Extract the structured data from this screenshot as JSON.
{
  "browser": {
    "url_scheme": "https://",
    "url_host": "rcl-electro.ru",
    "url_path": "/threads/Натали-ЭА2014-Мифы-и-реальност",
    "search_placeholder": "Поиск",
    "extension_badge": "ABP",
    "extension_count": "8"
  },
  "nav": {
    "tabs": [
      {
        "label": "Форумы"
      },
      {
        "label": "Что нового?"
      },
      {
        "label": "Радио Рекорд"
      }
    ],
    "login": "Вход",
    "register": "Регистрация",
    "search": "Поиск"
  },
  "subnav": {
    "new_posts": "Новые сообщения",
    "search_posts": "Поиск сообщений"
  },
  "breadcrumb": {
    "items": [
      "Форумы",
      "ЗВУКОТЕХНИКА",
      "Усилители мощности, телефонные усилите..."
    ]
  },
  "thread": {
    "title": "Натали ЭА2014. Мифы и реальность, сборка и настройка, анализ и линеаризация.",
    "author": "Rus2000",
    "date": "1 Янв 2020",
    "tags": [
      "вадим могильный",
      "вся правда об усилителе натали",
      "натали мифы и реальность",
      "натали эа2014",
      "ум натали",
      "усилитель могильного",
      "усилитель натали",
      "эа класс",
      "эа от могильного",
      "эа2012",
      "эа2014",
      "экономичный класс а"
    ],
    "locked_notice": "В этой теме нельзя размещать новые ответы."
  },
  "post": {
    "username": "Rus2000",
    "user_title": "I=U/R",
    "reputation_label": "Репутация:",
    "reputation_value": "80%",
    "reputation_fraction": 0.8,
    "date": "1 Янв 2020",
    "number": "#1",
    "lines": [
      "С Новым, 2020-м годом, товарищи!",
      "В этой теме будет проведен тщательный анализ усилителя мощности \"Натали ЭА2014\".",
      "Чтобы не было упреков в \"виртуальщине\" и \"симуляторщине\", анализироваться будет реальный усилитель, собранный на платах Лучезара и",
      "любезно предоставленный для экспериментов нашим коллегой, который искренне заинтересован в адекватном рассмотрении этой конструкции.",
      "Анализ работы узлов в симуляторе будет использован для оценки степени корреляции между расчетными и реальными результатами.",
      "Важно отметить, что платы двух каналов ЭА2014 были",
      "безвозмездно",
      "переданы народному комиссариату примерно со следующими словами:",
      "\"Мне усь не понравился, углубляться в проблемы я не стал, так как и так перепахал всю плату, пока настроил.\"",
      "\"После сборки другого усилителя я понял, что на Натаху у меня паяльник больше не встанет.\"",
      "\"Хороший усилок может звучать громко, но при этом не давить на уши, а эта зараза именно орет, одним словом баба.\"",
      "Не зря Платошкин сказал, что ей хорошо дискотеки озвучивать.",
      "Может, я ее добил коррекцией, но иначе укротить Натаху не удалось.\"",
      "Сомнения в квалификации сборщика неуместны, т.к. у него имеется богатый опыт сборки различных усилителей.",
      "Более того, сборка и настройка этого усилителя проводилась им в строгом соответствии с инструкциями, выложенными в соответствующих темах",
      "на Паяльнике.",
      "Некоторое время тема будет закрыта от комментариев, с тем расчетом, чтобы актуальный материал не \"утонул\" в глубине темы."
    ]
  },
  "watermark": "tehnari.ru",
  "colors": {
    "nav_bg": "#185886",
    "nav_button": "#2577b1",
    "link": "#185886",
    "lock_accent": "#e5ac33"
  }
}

====================

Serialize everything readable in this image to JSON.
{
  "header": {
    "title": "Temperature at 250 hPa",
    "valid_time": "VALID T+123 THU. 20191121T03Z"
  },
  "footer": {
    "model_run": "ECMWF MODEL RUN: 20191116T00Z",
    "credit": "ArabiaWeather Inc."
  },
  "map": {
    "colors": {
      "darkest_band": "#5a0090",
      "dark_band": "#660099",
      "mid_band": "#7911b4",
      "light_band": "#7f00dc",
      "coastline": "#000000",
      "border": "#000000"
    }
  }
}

====================

◆ YOUR GOAL
Reproduce each line of the material containing the word "усилитель".

◆ TASK RESPONSE
      "усилитель могильного",
      "усилитель натали",
      "Чтобы не было упреков в \"виртуальщине\" и \"симуляторщине\", анализироваться будет реальный усилитель, собранный на платах Лучезара и",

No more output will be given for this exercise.